### Problems to solve
• 1. According to the text about Ballaghmore, in what year was Saint Molua's church built?
• 2. Drawing on the text about Ballaghmore, explain where Ballaghmore Castle got its name.

### Source extract

=== Section Start ===

Village with castle in County Laois, Ireland

Ballaghmore (historically Bellaghmore, from ) is a small village located on the western side of County Laois, Ireland, southwest of Portlaoise. It is approximately 7 km east of Roscrea. The village is in the civil parish of Kyle in the historic barony of Clandonagh.

==Amenities==
The village has a hurling club (Kyle GAA) and a Roman Catholic church (Saint Molua's). Saint Molua's church was built in 1812, and extensively renovated in 1978.

The main industry in Ballaghmore is farming.

==Ballaghmore Castle==
The village is mainly known for Ballaghmore Castle. The castle derived its name from the Bealach Mor, the ancient road to Munster on which the castle is located.

=== Section End ===

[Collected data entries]
=== Section Start ===

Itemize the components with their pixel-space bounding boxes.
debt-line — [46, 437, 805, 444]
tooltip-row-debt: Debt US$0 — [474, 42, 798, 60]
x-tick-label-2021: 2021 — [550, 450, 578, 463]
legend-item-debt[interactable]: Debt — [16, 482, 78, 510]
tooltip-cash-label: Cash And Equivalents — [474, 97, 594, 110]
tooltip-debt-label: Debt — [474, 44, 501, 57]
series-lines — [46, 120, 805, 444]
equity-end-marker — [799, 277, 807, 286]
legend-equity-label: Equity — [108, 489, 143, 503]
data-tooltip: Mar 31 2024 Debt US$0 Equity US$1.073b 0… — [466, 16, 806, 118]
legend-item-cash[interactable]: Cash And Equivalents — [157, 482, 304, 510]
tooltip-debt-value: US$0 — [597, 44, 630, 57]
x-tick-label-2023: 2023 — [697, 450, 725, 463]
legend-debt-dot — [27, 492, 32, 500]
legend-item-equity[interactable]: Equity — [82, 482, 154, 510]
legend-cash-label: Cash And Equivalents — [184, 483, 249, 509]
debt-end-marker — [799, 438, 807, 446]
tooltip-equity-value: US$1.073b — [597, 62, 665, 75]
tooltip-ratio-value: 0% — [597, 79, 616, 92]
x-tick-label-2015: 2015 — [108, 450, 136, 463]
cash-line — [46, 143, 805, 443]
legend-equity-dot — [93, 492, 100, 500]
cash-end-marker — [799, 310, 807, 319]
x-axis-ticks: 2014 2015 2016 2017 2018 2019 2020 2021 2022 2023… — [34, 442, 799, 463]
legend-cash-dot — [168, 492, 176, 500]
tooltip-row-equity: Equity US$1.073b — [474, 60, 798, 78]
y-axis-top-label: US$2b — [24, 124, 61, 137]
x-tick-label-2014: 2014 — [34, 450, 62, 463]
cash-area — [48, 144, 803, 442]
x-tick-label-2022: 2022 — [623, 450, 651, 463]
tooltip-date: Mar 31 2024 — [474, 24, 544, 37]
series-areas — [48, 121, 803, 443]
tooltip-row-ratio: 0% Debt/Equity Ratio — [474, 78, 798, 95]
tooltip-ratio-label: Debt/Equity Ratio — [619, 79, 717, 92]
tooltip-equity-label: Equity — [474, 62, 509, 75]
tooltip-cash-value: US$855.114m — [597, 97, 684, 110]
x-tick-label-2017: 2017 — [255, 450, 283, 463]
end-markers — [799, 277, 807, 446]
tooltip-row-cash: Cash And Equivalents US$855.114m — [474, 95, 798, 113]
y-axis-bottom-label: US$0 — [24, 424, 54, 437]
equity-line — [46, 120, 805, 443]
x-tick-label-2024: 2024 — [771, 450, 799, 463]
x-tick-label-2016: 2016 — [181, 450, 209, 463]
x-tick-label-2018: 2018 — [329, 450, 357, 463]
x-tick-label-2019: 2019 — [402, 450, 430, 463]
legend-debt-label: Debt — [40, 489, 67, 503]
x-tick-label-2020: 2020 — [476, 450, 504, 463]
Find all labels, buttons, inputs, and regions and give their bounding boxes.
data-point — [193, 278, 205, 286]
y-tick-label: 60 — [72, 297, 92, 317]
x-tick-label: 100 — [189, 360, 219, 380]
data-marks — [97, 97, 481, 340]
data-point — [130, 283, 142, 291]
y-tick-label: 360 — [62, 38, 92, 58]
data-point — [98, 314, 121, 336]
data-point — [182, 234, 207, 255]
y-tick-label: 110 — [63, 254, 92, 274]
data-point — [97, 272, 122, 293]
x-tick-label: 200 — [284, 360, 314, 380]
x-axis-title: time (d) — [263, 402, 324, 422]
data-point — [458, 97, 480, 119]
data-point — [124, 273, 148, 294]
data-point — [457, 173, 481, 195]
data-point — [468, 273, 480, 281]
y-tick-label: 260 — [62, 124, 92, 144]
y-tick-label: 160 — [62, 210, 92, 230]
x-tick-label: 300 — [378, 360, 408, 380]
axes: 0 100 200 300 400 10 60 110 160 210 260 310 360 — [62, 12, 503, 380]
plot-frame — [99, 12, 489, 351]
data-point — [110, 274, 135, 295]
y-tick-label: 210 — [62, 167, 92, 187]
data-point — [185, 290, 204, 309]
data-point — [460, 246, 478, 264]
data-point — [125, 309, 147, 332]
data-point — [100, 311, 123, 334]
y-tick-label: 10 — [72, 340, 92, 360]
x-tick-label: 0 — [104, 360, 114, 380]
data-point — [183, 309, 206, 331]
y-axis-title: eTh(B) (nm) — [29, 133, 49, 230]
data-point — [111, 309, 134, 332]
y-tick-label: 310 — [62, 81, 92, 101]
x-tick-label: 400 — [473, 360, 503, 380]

=== Section End ===

### Answers by item
• 1. 1812

• 2. The castle took its name from the Bealach Mor. That was the ancient road to Munster, and the castle stands on it.